### Excerpted passage
+-------+

EMILY SPRAGUE survived a hit-and-run collision on her bicycle in the winter of 2014. The wreck left Sprague traumatized with a broken neck, a severely broken arm, and a summer spent in isolation in her New York apartment.
Two years later, Sprague released The Birds Outside Sang, the debut LP of Florist—a former solo project turned four-piece made up of other musicians of the Brooklyn art collective the Epoch. The album is essentially a chronological retelling of Sprague's painful journey toward recovery, full of existential confusion in the midst of a prolonged crisis. Each song acts as an auditory journal entry, most of which were written in the depths of Sprague's isolation, recounting the experience with an uninhibited intensity through despairing pop and sythetic folk. The opening track, "Dark Light," begins with a simple distorted keyboard riff seemingly panged out in desperation.
"I was on some medication that was pretty scary for probably too long, and I basically was just knocked out for the better part of the summer of 2014," Sprague says. "I wrote ['Dark Light'] sitting in my little studio room with my one arm in a huge cast and with my neck brace. I managed to get myself off of this chair that I would sit in every day, hooked up my tape machine and played the song, and that's the recording on the album." Sprague wound up recording five of the album's 11 songs this way. "It was a weird, weird process, but I wanted sort of the essence of that to remain on the album."

+-------+

### Your goal
Copy the piece on Emily Sprague from "Two years later, Sprague" to "out in desperation.". None of the rows matter for working with the piece on Emily Sprague.

Page layout parsing data
+-------+

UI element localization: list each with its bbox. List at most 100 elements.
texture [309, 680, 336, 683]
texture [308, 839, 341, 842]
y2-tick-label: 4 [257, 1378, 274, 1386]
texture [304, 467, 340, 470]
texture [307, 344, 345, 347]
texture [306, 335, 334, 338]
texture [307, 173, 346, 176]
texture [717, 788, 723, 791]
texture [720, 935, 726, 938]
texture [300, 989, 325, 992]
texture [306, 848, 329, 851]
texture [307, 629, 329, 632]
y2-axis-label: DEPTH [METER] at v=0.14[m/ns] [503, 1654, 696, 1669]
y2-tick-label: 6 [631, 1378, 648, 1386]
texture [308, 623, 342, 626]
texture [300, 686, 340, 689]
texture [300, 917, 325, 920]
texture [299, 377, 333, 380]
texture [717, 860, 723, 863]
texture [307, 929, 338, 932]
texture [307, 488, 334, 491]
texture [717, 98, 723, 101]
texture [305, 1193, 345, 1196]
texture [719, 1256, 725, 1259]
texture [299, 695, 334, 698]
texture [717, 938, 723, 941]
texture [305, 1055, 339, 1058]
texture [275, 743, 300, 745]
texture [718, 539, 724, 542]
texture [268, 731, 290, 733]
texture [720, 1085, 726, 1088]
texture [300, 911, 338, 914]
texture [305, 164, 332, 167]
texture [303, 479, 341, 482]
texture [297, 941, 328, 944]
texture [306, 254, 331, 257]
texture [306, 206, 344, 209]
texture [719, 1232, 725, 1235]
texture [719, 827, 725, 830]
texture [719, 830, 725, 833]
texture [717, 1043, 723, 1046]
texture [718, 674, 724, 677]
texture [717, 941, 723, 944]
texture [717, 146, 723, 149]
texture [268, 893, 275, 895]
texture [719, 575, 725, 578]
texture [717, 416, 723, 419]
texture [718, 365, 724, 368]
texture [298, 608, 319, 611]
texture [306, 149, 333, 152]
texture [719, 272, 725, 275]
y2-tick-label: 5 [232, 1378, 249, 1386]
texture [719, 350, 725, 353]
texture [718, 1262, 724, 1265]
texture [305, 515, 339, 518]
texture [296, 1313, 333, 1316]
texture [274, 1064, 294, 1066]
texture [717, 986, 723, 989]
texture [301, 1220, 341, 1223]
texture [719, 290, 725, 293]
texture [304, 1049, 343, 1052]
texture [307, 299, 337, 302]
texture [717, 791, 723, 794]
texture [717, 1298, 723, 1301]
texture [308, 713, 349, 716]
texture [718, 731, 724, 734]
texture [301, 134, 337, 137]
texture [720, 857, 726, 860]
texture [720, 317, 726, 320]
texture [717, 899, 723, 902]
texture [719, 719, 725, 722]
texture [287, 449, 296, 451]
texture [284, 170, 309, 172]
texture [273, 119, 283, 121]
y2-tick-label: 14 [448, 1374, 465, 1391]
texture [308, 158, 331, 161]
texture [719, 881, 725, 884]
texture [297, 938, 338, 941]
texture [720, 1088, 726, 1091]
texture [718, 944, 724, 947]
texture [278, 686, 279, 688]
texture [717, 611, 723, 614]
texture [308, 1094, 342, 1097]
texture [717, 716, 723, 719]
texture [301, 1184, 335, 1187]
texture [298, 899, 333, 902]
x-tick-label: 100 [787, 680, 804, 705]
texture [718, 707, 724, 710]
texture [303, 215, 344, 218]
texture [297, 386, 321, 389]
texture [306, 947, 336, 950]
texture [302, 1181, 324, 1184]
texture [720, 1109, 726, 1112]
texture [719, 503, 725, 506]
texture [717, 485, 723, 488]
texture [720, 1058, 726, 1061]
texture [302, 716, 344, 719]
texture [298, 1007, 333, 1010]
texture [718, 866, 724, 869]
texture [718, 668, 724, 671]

+-------+

### Task answer
Two years later, Sprague released The Birds Outside Sang, the debut LP of Florist—a former solo project turned four-piece made up of other musicians of the Brooklyn art collective the Epoch. The album is essentially a chronological retelling of Sprague's painful journey toward recovery, full of existential confusion in the midst of a prolonged crisis. Each song acts as an auditory journal entry, most of which were written in the depths of Sprague's isolation, recounting the experience with an uninhibited intensity through despairing pop and sythetic folk. The opening track, "Dark Light," begins with a simple distorted keyboard riff seemingly panged out in desperation.